■ What needs to be done
Find each line containing the string "houses" and return it.

(Raw records)
Begin
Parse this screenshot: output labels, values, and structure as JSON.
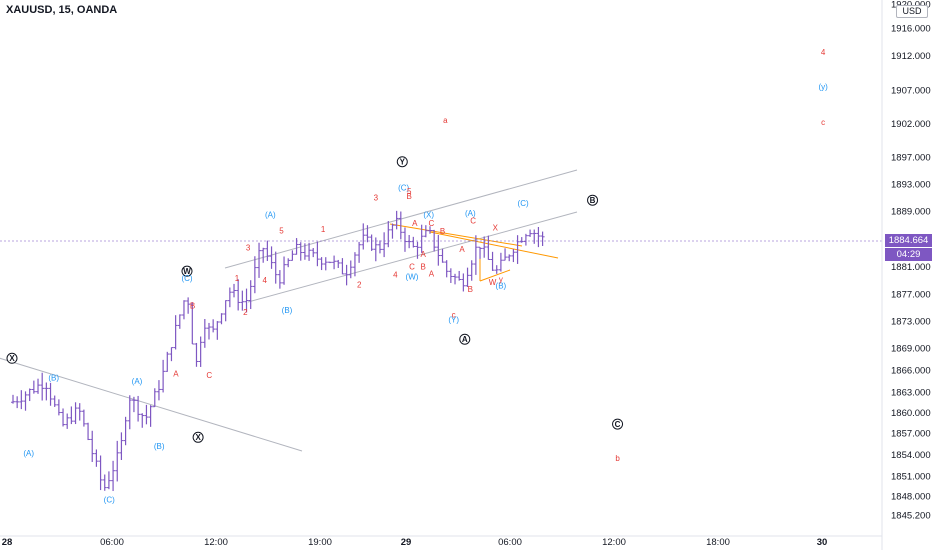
{
  "header": {
    "title": "XAUUSD, 15, OANDA"
  },
  "price_axis": {
    "currency": "USD",
    "ticks": [
      "1845.200",
      "1848.000",
      "1851.000",
      "1854.000",
      "1857.000",
      "1860.000",
      "1863.000",
      "1866.000",
      "1869.000",
      "1873.000",
      "1877.000",
      "1881.000",
      "1884.664",
      "1889.000",
      "1893.000",
      "1897.000",
      "1902.000",
      "1907.000",
      "1912.000",
      "1916.000",
      "1920.000"
    ],
    "top_label": "1920.000",
    "last_price": "1884.664",
    "countdown": "04:29",
    "last_price_color": "#7e57c2"
  },
  "time_axis": {
    "labels": [
      "28",
      "06:00",
      "12:00",
      "19:00",
      "29",
      "06:00",
      "12:00",
      "18:00",
      "30"
    ]
  },
  "colors": {
    "bars": "#7e57c2",
    "red_labels": "#e53935",
    "blue_labels": "#2196f3",
    "channel": "#b2b5be",
    "orange_lines": "#ff9800",
    "black_circles": "#131722"
  },
  "chart_data": {
    "type": "ohlc",
    "symbol": "XAUUSD",
    "interval": "15",
    "source": "OANDA",
    "y_range": [
      1845.2,
      1920
    ],
    "last_price": 1884.664,
    "y_ticks": [
      1845.2,
      1848,
      1851,
      1854,
      1857,
      1860,
      1863,
      1866,
      1869,
      1873,
      1877,
      1881,
      1884.664,
      1889,
      1893,
      1897,
      1902,
      1907,
      1912,
      1916,
      1920
    ],
    "swing_path": [
      [
        "28 00:00",
        1861.5
      ],
      [
        "28 02:00",
        1864.5
      ],
      [
        "28 03:00",
        1858
      ],
      [
        "28 04:00",
        1860.5
      ],
      [
        "28 05:30",
        1849
      ],
      [
        "28 06:30",
        1854.5
      ],
      [
        "28 07:00",
        1862.5
      ],
      [
        "28 08:00",
        1859
      ],
      [
        "28 09:00",
        1865
      ],
      [
        "28 10:30",
        1877.5
      ],
      [
        "28 11:00",
        1866
      ],
      [
        "28 11:30",
        1873
      ],
      [
        "28 12:00",
        1871
      ],
      [
        "28 13:00",
        1877.5
      ],
      [
        "28 14:00",
        1875.5
      ],
      [
        "28 15:00",
        1884
      ],
      [
        "28 16:00",
        1879
      ],
      [
        "28 17:00",
        1883.5
      ],
      [
        "28 18:30",
        1882
      ],
      [
        "28 19:00",
        1882
      ],
      [
        "28 20:00",
        1880
      ],
      [
        "28 21:00",
        1885
      ],
      [
        "28 22:00",
        1883.5
      ],
      [
        "28 23:00",
        1887.5
      ],
      [
        "29 00:00",
        1883.5
      ],
      [
        "29 01:00",
        1886
      ],
      [
        "29 02:00",
        1880.5
      ],
      [
        "29 03:00",
        1878.5
      ],
      [
        "29 04:00",
        1884.5
      ],
      [
        "29 05:00",
        1880
      ],
      [
        "29 06:00",
        1883.5
      ],
      [
        "29 07:00",
        1886.5
      ],
      [
        "29 08:00",
        1884.7
      ]
    ],
    "wave_labels": [
      {
        "text": "a",
        "x": "29 02:00",
        "y": 1902.5,
        "color": "red"
      },
      {
        "text": "4",
        "x": "30 00:40",
        "y": 1912.5,
        "color": "red"
      },
      {
        "text": "(y)",
        "x": "30 00:40",
        "y": 1907.5,
        "color": "blue"
      },
      {
        "text": "c",
        "x": "30 00:40",
        "y": 1902.2,
        "color": "red"
      },
      {
        "text": "b",
        "x": "29 12:20",
        "y": 1853.5,
        "color": "red"
      },
      {
        "text": "Y",
        "x": "28 23:25",
        "y": 1896.3,
        "color": "circle"
      },
      {
        "text": "W",
        "x": "28 10:30",
        "y": 1880.3,
        "color": "circle"
      },
      {
        "text": "X",
        "x": "28 00:00",
        "y": 1867.6,
        "color": "circle"
      },
      {
        "text": "X",
        "x": "28 11:10",
        "y": 1856.4,
        "color": "circle"
      },
      {
        "text": "A",
        "x": "29 03:10",
        "y": 1870.3,
        "color": "circle"
      },
      {
        "text": "B",
        "x": "29 10:50",
        "y": 1890.6,
        "color": "circle"
      },
      {
        "text": "C",
        "x": "29 12:20",
        "y": 1858.3,
        "color": "circle"
      },
      {
        "text": "(A)",
        "x": "28 01:00",
        "y": 1854.2,
        "color": "blue"
      },
      {
        "text": "(B)",
        "x": "28 02:30",
        "y": 1865
      },
      {
        "text": "(C)",
        "x": "28 05:50",
        "y": 1847.5,
        "color": "blue"
      },
      {
        "text": "(A)",
        "x": "28 07:30",
        "y": 1864.5,
        "color": "blue"
      },
      {
        "text": "(B)",
        "x": "28 08:50",
        "y": 1855.2,
        "color": "blue"
      },
      {
        "text": "(C)",
        "x": "28 10:30",
        "y": 1879.3,
        "color": "blue"
      },
      {
        "text": "(B)",
        "x": "28 16:30",
        "y": 1874.6,
        "color": "blue"
      },
      {
        "text": "(A)",
        "x": "28 15:30",
        "y": 1888.5,
        "color": "blue"
      },
      {
        "text": "(C)",
        "x": "28 23:30",
        "y": 1892.5,
        "color": "blue"
      },
      {
        "text": "(X)",
        "x": "29 01:00",
        "y": 1888.5,
        "color": "blue"
      },
      {
        "text": "(W)",
        "x": "29 00:00",
        "y": 1879.5,
        "color": "blue"
      },
      {
        "text": "(A)",
        "x": "29 03:30",
        "y": 1888.7,
        "color": "blue"
      },
      {
        "text": "(Y)",
        "x": "29 02:30",
        "y": 1873.2,
        "color": "blue"
      },
      {
        "text": "(C)",
        "x": "29 06:40",
        "y": 1890.2,
        "color": "blue"
      },
      {
        "text": "(B)",
        "x": "29 05:20",
        "y": 1878.2,
        "color": "blue"
      },
      {
        "text": "A",
        "x": "28 09:50",
        "y": 1865.5,
        "color": "red"
      },
      {
        "text": "B",
        "x": "28 10:50",
        "y": 1875.3,
        "color": "red"
      },
      {
        "text": "C",
        "x": "28 11:50",
        "y": 1865.3,
        "color": "red"
      },
      {
        "text": "1",
        "x": "28 13:30",
        "y": 1879.3,
        "color": "red"
      },
      {
        "text": "2",
        "x": "28 14:00",
        "y": 1874.3,
        "color": "red"
      },
      {
        "text": "3",
        "x": "28 14:10",
        "y": 1883.7,
        "color": "red"
      },
      {
        "text": "4",
        "x": "28 15:10",
        "y": 1879,
        "color": "red"
      },
      {
        "text": "5",
        "x": "28 16:10",
        "y": 1886.2,
        "color": "red"
      },
      {
        "text": "1",
        "x": "28 18:40",
        "y": 1886.4,
        "color": "red"
      },
      {
        "text": "2",
        "x": "28 20:50",
        "y": 1878.4,
        "color": "red"
      },
      {
        "text": "3",
        "x": "28 21:50",
        "y": 1891,
        "color": "red"
      },
      {
        "text": "4",
        "x": "28 23:00",
        "y": 1879.8,
        "color": "red"
      },
      {
        "text": "5",
        "x": "28 23:50",
        "y": 1892,
        "color": "red"
      },
      {
        "text": "B",
        "x": "28 23:50",
        "y": 1891.2,
        "color": "red"
      },
      {
        "text": "A",
        "x": "29 00:10",
        "y": 1887.3,
        "color": "red"
      },
      {
        "text": "C",
        "x": "29 01:10",
        "y": 1887.3,
        "color": "red"
      },
      {
        "text": "B",
        "x": "29 01:50",
        "y": 1886.1,
        "color": "red"
      },
      {
        "text": "A",
        "x": "29 00:40",
        "y": 1882.8,
        "color": "red"
      },
      {
        "text": "C",
        "x": "29 00:00",
        "y": 1881,
        "color": "red"
      },
      {
        "text": "B",
        "x": "29 00:40",
        "y": 1881,
        "color": "red"
      },
      {
        "text": "A",
        "x": "29 01:10",
        "y": 1880,
        "color": "red"
      },
      {
        "text": "A",
        "x": "29 03:00",
        "y": 1883.5,
        "color": "red"
      },
      {
        "text": "B",
        "x": "29 03:30",
        "y": 1877.7,
        "color": "red"
      },
      {
        "text": "c",
        "x": "29 02:30",
        "y": 1874,
        "color": "red"
      },
      {
        "text": "C",
        "x": "29 03:40",
        "y": 1887.6,
        "color": "red"
      },
      {
        "text": "X",
        "x": "29 05:00",
        "y": 1886.6,
        "color": "red"
      },
      {
        "text": "W",
        "x": "29 04:50",
        "y": 1878.7,
        "color": "red"
      },
      {
        "text": "y",
        "x": "29 05:20",
        "y": 1879.2,
        "color": "red"
      }
    ]
  }
}
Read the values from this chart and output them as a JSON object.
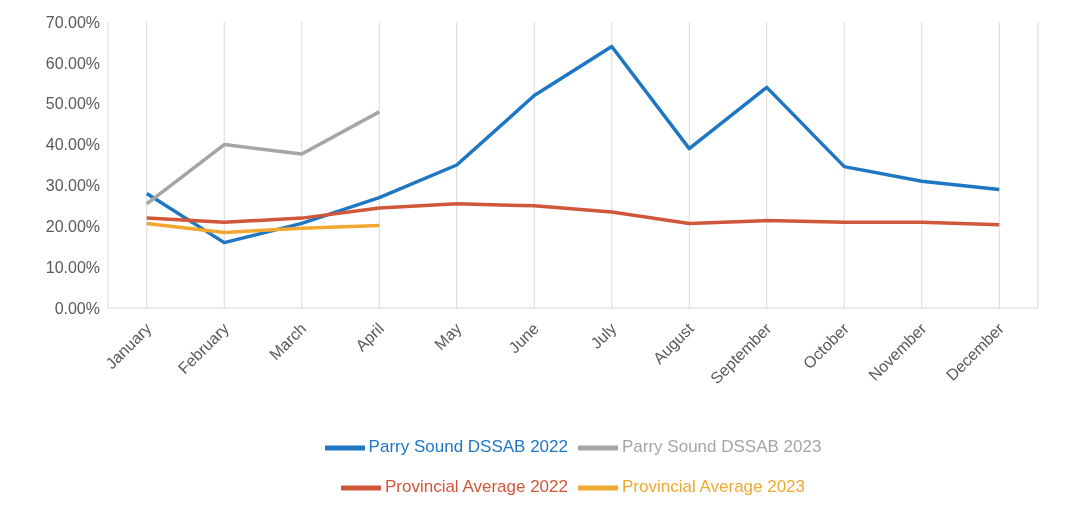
{
  "chart_data": {
    "type": "line",
    "categories": [
      "January",
      "February",
      "March",
      "April",
      "May",
      "June",
      "July",
      "August",
      "September",
      "October",
      "November",
      "December"
    ],
    "series": [
      {
        "name": "Parry Sound DSSAB 2022",
        "color": "#1f77c4",
        "values": [
          28,
          16,
          20.7,
          27,
          35,
          52,
          64,
          39,
          54,
          34.6,
          31,
          29
        ]
      },
      {
        "name": "Provincial Average 2022",
        "color": "#d0573a",
        "values": [
          22,
          21,
          22,
          24.5,
          25.5,
          25,
          23.5,
          20.7,
          21.4,
          21,
          21,
          20.4
        ]
      },
      {
        "name": "Parry Sound DSSAB 2023",
        "color": "#a5a5a5",
        "values": [
          25.5,
          40,
          37.7,
          48,
          null,
          null,
          null,
          null,
          null,
          null,
          null,
          null
        ]
      },
      {
        "name": "Provincial Average 2023",
        "color": "#f0a830",
        "values": [
          20.7,
          18.5,
          19.5,
          20.2,
          null,
          null,
          null,
          null,
          null,
          null,
          null,
          null
        ]
      }
    ],
    "ylim": [
      0,
      70
    ],
    "yticks": [
      {
        "value": 0,
        "label": "0.00%"
      },
      {
        "value": 10,
        "label": "10.00%"
      },
      {
        "value": 20,
        "label": "20.00%"
      },
      {
        "value": 30,
        "label": "30.00%"
      },
      {
        "value": 40,
        "label": "40.00%"
      },
      {
        "value": 50,
        "label": "50.00%"
      },
      {
        "value": 60,
        "label": "60.00%"
      },
      {
        "value": 70,
        "label": "70.00%"
      }
    ],
    "grid": "x",
    "legend": "bottom",
    "marker": "none",
    "line_style": "solid"
  }
}
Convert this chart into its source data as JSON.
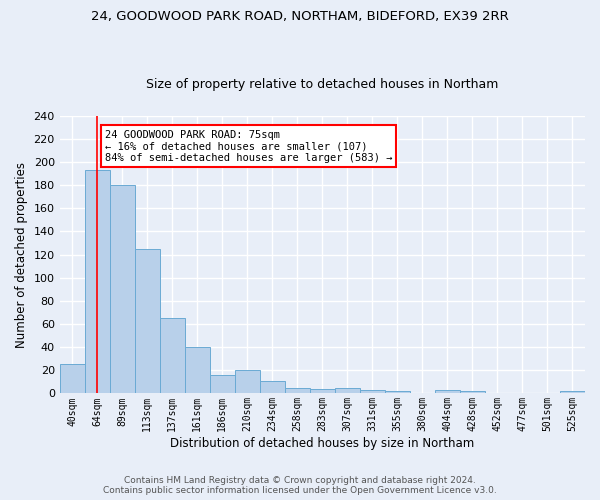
{
  "title1": "24, GOODWOOD PARK ROAD, NORTHAM, BIDEFORD, EX39 2RR",
  "title2": "Size of property relative to detached houses in Northam",
  "xlabel": "Distribution of detached houses by size in Northam",
  "ylabel": "Number of detached properties",
  "bar_labels": [
    "40sqm",
    "64sqm",
    "89sqm",
    "113sqm",
    "137sqm",
    "161sqm",
    "186sqm",
    "210sqm",
    "234sqm",
    "258sqm",
    "283sqm",
    "307sqm",
    "331sqm",
    "355sqm",
    "380sqm",
    "404sqm",
    "428sqm",
    "452sqm",
    "477sqm",
    "501sqm",
    "525sqm"
  ],
  "bar_values": [
    25,
    193,
    180,
    125,
    65,
    40,
    16,
    20,
    11,
    5,
    4,
    5,
    3,
    2,
    0,
    3,
    2,
    0,
    0,
    0,
    2
  ],
  "bar_color": "#b8d0ea",
  "bar_edge_color": "#6aaad4",
  "ylim": [
    0,
    240
  ],
  "yticks": [
    0,
    20,
    40,
    60,
    80,
    100,
    120,
    140,
    160,
    180,
    200,
    220,
    240
  ],
  "red_line_x": 1.0,
  "annotation_text": "24 GOODWOOD PARK ROAD: 75sqm\n← 16% of detached houses are smaller (107)\n84% of semi-detached houses are larger (583) →",
  "annotation_box_color": "white",
  "annotation_box_edge_color": "red",
  "footnote1": "Contains HM Land Registry data © Crown copyright and database right 2024.",
  "footnote2": "Contains public sector information licensed under the Open Government Licence v3.0.",
  "bg_color": "#e8eef8",
  "grid_color": "white",
  "title1_fontsize": 9.5,
  "title2_fontsize": 9,
  "xlabel_fontsize": 8.5,
  "ylabel_fontsize": 8.5,
  "footnote_fontsize": 6.5
}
End
■ Answer to this task
  "title2": "Size of property relative to detached houses in Northam",
  "xlabel": "Distribution of detached houses by size in Northam",
  "annotation_text": "24 GOODWOOD PARK ROAD: 75sqm\n← 16% of detached houses are smaller (107)\n84% of semi-detached houses are larger (583) →",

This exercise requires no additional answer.